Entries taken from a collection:
######

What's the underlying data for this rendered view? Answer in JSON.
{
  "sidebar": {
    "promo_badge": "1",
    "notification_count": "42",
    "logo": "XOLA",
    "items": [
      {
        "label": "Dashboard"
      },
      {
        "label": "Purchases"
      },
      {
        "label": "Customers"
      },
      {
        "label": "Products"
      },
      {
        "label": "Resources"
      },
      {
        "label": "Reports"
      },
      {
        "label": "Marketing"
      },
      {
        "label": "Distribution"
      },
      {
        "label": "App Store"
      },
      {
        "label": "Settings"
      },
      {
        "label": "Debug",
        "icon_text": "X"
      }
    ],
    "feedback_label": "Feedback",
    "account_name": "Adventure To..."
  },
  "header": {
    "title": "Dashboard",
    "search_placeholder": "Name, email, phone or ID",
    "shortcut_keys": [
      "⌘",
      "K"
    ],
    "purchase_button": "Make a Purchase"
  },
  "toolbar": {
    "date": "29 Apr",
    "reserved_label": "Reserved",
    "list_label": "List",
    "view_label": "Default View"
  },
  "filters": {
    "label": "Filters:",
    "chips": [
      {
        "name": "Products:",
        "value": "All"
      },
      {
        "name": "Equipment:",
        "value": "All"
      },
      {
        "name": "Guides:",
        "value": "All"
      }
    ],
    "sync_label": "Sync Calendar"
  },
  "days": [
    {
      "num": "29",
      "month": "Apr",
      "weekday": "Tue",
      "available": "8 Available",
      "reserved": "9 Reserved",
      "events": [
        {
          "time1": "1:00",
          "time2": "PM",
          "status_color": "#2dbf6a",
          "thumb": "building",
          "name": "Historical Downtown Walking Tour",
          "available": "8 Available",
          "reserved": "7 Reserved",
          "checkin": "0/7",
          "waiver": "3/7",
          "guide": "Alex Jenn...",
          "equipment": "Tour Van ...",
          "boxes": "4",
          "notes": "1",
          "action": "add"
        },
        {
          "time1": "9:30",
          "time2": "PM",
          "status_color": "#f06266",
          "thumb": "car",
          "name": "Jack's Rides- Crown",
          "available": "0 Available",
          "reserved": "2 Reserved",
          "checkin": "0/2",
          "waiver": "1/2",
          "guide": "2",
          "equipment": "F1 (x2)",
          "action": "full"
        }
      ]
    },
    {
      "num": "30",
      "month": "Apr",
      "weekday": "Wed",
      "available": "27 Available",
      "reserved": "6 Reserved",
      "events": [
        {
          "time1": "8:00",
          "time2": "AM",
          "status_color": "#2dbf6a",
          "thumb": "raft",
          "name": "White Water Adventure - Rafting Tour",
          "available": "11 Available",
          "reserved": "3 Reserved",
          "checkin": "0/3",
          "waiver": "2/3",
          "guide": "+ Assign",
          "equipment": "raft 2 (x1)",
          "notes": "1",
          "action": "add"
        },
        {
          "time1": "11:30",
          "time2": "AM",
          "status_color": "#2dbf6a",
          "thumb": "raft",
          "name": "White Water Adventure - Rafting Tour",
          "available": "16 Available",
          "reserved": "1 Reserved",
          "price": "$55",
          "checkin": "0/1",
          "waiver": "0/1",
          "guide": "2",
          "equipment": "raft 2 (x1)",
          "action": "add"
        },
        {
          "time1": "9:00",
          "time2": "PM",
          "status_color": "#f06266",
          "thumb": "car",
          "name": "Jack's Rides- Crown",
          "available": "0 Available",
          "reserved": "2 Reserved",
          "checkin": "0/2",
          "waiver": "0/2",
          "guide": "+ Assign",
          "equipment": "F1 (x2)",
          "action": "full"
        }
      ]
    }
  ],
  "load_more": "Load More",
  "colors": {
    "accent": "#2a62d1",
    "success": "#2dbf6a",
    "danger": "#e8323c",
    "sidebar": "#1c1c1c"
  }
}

######

Aim of the exercise:
Extract all of the data exactly as written.

Answer for this exercise:
What's the underlying data for this rendered view? Answer in JSON.
{
  "sidebar": {
    "promo_badge": "1",
    "notification_count": "42",
    "logo": "XOLA",
    "items": [
      {
        "label": "Dashboard"
      },
      {
        "label": "Purchases"
      },
      {
        "label": "Customers"
      },
      {
        "label": "Products"
      },
      {
        "label": "Resources"
      },
      {
        "label": "Reports"
      },
      {
        "label": "Marketing"
      },
      {
        "label": "Distribution"
      },
      {
        "label": "App Store"
      },
      {
        "label": "Settings"
      },
      {
        "label": "Debug",
        "icon_text": "X"
      }
    ],
    "feedback_label": "Feedback",
    "account_name": "Adventure To..."
  },
  "header": {
    "title": "Dashboard",
    "search_placeholder": "Name, email, phone or ID",
    "shortcut_keys": [
      "⌘",
      "K"
    ],
    "purchase_button": "Make a Purchase"
  },
  "toolbar": {
    "date": "29 Apr",
    "reserved_label": "Reserved",
    "list_label": "List",
    "view_label": "Default View"
  },
  "filters": {
    "label": "Filters:",
    "chips": [
      {
        "name": "Products:",
        "value": "All"
      },
      {
        "name": "Equipment:",
        "value": "All"
      },
      {
        "name": "Guides:",
        "value": "All"
      }
    ],
    "sync_label": "Sync Calendar"
  },
  "days": [
    {
      "num": "29",
      "month": "Apr",
      "weekday": "Tue",
      "available": "8 Available",
      "reserved": "9 Reserved",
      "events": [
        {
          "time1": "1:00",
          "time2": "PM",
          "status_color": "#2dbf6a",
          "thumb": "building",
          "name": "Historical Downtown Walking Tour",
          "available": "8 Available",
          "reserved": "7 Reserved",
          "checkin": "0/7",
          "waiver": "3/7",
          "guide": "Alex Jenn...",
          "equipment": "Tour Van ...",
          "boxes": "4",
          "notes": "1",
          "action": "add"
        },
        {
          "time1": "9:30",
          "time2": "PM",
          "status_color": "#f06266",
          "thumb": "car",
          "name": "Jack's Rides- Crown",
          "available": "0 Available",
          "reserved": "2 Reserved",
          "checkin": "0/2",
          "waiver": "1/2",
          "guide": "2",
          "equipment": "F1 (x2)",
          "action": "full"
        }
      ]
    },
    {
      "num": "30",
      "month": "Apr",
      "weekday": "Wed",
      "available": "27 Available",
      "reserved": "6 Reserved",
      "events": [
        {
          "time1": "8:00",
          "time2": "AM",
          "status_color": "#2dbf6a",
          "thumb": "raft",
          "name": "White Water Adventure - Rafting Tour",
          "available": "11 Available",
          "reserved": "3 Reserved",
          "checkin": "0/3",
          "waiver": "2/3",
          "guide": "+ Assign",
          "equipment": "raft 2 (x1)",
          "notes": "1",
          "action": "add"
        },
        {
          "time1": "11:30",
          "time2": "AM",
          "status_color": "#2dbf6a",
          "thumb": "raft",
          "name": "White Water Adventure - Rafting Tour",
          "available": "16 Available",
          "reserved": "1 Reserved",
          "price": "$55",
          "checkin": "0/1",
          "waiver": "0/1",
          "guide": "2",
          "equipment": "raft 2 (x1)",
          "action": "add"
        },
        {
          "time1": "9:00",
          "time2": "PM",
          "status_color": "#f06266",
          "thumb": "car",
          "name": "Jack's Rides- Crown",
          "available": "0 Available",
          "reserved": "2 Reserved",
          "checkin": "0/2",
          "waiver": "0/2",
          "guide": "+ Assign",
          "equipment": "F1 (x2)",
          "action": "full"
        }
      ]
    }
  ],
  "load_more": "Load More",
  "colors": {
    "accent": "#2a62d1",
    "success": "#2dbf6a",
    "danger": "#e8323c",
    "sidebar": "#1c1c1c"
  }
}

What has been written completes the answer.